= Source material =
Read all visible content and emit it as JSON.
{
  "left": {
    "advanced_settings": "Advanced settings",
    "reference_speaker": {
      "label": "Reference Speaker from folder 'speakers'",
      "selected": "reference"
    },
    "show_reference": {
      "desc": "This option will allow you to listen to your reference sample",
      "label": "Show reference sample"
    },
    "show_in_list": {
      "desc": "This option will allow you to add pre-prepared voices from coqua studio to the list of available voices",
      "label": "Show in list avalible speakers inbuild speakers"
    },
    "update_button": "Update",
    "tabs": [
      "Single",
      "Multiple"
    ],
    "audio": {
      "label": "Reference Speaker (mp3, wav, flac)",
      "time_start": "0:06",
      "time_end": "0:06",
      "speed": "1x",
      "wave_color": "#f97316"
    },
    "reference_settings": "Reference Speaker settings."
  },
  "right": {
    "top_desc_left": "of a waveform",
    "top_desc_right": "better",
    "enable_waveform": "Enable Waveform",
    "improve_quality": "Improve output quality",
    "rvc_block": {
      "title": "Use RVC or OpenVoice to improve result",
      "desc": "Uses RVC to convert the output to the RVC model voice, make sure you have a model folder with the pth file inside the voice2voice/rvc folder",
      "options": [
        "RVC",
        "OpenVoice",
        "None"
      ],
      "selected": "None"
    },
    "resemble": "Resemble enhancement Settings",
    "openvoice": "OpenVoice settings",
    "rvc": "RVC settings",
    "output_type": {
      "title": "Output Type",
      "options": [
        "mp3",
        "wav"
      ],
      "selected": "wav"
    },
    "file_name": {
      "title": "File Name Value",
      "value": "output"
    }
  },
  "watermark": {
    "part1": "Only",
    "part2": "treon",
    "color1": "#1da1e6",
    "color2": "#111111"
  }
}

= Challenge =
Emit the full listing verbatim.

= In response =
Read all visible content and emit it as JSON.
{
  "left": {
    "advanced_settings": "Advanced settings",
    "reference_speaker": {
      "label": "Reference Speaker from folder 'speakers'",
      "selected": "reference"
    },
    "show_reference": {
      "desc": "This option will allow you to listen to your reference sample",
      "label": "Show reference sample"
    },
    "show_in_list": {
      "desc": "This option will allow you to add pre-prepared voices from coqua studio to the list of available voices",
      "label": "Show in list avalible speakers inbuild speakers"
    },
    "update_button": "Update",
    "tabs": [
      "Single",
      "Multiple"
    ],
    "audio": {
      "label": "Reference Speaker (mp3, wav, flac)",
      "time_start": "0:06",
      "time_end": "0:06",
      "speed": "1x",
      "wave_color": "#f97316"
    },
    "reference_settings": "Reference Speaker settings."
  },
  "right": {
    "top_desc_left": "of a waveform",
    "top_desc_right": "better",
    "enable_waveform": "Enable Waveform",
    "improve_quality": "Improve output quality",
    "rvc_block": {
      "title": "Use RVC or OpenVoice to improve result",
      "desc": "Uses RVC to convert the output to the RVC model voice, make sure you have a model folder with the pth file inside the voice2voice/rvc folder",
      "options": [
        "RVC",
        "OpenVoice",
        "None"
      ],
      "selected": "None"
    },
    "resemble": "Resemble enhancement Settings",
    "openvoice": "OpenVoice settings",
    "rvc": "RVC settings",
    "output_type": {
      "title": "Output Type",
      "options": [
        "mp3",
        "wav"
      ],
      "selected": "wav"
    },
    "file_name": {
      "title": "File Name Value",
      "value": "output"
    }
  },
  "watermark": {
    "part1": "Only",
    "part2": "treon",
    "color1": "#1da1e6",
    "color2": "#111111"
  }
}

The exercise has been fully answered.